• SET TASK: Collect every line that includes the string "content".

---

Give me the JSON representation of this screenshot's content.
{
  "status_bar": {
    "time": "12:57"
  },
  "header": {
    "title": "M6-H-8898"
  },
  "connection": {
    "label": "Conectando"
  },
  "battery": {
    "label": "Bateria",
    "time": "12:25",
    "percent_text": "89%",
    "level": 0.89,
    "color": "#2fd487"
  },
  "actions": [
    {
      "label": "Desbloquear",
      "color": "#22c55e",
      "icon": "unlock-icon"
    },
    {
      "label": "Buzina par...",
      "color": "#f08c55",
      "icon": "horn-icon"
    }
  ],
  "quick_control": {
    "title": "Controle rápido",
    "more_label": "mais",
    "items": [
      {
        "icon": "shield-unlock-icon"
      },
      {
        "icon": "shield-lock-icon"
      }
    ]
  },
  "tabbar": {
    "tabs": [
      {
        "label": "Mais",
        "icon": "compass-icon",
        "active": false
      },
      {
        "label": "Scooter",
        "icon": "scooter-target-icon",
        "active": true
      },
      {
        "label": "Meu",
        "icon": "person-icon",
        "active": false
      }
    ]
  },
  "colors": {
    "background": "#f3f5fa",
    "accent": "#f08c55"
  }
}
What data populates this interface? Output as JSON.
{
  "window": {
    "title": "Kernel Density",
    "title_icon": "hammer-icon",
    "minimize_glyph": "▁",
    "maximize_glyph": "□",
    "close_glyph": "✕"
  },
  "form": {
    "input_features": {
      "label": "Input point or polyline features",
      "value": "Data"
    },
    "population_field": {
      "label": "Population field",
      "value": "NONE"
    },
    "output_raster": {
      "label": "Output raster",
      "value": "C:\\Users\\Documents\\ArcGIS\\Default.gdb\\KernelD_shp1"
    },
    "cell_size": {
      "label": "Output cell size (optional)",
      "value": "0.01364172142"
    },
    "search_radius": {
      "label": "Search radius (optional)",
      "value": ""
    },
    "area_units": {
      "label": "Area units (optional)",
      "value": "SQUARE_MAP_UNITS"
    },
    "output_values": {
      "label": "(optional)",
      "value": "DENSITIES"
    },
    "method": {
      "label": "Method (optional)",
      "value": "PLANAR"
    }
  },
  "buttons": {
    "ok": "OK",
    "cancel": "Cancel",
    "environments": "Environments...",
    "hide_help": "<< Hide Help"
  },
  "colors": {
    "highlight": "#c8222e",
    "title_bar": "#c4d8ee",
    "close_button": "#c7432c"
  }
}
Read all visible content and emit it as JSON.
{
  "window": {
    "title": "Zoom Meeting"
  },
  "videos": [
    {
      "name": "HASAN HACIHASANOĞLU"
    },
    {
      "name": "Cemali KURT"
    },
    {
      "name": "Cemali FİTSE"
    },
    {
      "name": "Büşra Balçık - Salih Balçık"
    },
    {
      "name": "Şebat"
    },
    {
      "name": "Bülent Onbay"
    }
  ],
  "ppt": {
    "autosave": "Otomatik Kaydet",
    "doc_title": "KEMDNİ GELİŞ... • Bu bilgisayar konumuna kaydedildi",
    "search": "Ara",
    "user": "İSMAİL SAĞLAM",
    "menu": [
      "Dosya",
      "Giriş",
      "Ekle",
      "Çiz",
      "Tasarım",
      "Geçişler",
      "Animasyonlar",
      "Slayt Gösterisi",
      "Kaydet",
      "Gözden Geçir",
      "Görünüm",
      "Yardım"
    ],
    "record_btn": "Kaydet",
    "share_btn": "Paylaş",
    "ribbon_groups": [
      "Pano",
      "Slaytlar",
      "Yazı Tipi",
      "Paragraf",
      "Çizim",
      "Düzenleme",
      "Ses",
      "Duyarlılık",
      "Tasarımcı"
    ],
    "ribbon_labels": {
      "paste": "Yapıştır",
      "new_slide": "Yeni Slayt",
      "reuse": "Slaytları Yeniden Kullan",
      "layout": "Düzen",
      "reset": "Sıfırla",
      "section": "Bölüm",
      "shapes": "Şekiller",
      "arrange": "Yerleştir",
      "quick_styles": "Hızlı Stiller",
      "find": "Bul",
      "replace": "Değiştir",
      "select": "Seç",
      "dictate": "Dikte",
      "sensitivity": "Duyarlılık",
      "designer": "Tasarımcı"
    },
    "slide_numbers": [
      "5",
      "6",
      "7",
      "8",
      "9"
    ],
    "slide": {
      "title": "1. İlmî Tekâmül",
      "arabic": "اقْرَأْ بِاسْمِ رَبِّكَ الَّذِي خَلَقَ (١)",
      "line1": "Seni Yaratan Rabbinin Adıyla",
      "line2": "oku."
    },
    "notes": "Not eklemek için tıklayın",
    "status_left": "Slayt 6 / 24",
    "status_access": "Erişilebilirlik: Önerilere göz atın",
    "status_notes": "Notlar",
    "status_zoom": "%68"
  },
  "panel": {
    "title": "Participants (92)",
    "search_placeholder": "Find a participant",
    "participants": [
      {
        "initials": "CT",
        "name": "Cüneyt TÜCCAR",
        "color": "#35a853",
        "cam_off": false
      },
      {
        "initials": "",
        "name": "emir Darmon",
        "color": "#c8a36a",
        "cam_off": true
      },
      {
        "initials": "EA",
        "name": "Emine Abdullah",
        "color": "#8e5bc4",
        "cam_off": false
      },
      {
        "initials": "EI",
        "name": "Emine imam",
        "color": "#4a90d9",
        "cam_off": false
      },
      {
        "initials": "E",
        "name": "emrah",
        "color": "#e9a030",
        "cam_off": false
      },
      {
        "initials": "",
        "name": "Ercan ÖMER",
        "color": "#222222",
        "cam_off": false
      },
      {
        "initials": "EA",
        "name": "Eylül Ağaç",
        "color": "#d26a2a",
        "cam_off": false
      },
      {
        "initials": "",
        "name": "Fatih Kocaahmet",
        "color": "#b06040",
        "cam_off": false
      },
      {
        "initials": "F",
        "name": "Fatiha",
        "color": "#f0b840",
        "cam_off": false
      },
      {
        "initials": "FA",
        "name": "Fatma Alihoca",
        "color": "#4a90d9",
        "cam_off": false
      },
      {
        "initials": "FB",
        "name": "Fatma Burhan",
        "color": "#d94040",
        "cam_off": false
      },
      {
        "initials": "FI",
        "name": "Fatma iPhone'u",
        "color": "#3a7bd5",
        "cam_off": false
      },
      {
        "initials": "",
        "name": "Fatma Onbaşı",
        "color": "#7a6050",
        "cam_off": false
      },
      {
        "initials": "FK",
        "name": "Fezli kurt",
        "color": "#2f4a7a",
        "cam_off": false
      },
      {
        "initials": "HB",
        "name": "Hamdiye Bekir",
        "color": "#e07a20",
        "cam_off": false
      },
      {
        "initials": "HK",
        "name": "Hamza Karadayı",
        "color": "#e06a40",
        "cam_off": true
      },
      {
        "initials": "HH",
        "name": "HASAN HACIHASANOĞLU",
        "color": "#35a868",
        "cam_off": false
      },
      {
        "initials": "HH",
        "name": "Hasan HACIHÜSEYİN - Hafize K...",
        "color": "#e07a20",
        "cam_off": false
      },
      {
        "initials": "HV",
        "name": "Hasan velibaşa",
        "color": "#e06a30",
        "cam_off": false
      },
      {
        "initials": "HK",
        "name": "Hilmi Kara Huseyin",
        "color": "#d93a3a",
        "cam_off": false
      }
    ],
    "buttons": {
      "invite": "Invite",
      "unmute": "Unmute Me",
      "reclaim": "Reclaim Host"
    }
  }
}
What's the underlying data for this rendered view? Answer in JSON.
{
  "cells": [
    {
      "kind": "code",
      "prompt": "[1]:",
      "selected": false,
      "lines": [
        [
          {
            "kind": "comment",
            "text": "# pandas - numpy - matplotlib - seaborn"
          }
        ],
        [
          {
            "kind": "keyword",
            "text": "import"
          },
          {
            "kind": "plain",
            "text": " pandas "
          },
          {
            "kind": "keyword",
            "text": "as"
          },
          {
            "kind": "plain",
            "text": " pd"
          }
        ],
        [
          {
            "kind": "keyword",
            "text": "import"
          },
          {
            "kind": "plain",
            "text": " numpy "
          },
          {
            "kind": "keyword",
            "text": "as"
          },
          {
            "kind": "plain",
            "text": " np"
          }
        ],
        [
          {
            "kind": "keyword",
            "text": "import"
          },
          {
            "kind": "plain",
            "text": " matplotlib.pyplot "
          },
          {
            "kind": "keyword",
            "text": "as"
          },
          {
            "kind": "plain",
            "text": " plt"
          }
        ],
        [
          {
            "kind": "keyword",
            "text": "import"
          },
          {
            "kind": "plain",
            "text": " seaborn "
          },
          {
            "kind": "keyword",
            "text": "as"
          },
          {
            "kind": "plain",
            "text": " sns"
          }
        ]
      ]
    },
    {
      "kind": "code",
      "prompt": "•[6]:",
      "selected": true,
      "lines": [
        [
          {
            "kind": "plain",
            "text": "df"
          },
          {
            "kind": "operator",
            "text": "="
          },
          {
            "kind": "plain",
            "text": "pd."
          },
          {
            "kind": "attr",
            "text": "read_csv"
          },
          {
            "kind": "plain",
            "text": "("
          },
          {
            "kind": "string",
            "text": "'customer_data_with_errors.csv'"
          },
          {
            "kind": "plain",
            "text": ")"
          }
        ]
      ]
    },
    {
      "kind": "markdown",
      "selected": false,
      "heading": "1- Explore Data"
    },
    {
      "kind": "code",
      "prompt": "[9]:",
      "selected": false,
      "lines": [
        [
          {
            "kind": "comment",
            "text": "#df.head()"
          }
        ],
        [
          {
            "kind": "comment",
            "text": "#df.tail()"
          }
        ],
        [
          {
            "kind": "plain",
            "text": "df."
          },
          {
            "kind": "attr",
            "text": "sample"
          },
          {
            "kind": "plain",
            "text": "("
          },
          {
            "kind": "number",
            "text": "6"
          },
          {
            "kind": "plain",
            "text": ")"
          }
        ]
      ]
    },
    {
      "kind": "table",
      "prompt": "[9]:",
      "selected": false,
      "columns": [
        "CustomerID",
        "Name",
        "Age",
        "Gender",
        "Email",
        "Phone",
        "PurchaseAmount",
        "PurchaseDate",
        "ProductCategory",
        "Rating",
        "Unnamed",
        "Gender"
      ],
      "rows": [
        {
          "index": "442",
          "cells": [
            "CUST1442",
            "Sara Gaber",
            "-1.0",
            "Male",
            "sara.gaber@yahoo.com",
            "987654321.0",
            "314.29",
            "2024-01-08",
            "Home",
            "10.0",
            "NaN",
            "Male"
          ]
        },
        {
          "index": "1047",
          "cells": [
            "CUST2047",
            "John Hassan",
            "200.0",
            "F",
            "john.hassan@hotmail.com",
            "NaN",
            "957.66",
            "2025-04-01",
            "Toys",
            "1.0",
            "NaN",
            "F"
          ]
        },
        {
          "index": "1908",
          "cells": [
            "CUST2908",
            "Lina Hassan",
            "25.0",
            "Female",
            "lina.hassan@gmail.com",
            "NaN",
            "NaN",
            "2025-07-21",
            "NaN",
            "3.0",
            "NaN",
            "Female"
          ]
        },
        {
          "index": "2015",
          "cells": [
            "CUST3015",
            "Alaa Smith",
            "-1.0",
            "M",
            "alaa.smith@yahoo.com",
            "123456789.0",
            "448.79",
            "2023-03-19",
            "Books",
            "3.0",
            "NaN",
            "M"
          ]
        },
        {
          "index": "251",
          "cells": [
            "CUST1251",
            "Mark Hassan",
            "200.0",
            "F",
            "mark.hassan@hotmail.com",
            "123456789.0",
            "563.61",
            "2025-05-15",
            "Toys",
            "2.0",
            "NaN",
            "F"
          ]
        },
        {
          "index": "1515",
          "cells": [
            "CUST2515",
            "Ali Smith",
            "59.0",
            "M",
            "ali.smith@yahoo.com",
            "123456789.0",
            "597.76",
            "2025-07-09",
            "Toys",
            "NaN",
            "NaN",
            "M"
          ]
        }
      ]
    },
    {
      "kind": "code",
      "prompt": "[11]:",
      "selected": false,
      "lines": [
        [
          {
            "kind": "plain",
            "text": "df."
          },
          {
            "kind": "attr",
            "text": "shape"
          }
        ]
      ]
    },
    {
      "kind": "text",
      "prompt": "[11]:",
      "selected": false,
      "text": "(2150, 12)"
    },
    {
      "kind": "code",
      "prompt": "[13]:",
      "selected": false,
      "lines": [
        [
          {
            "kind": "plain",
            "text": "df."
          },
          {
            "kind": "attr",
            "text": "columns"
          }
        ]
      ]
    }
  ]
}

---

• RESULT:
Give me the JSON representation of this screenshot's content.
Read all visible content and emit it as JSON.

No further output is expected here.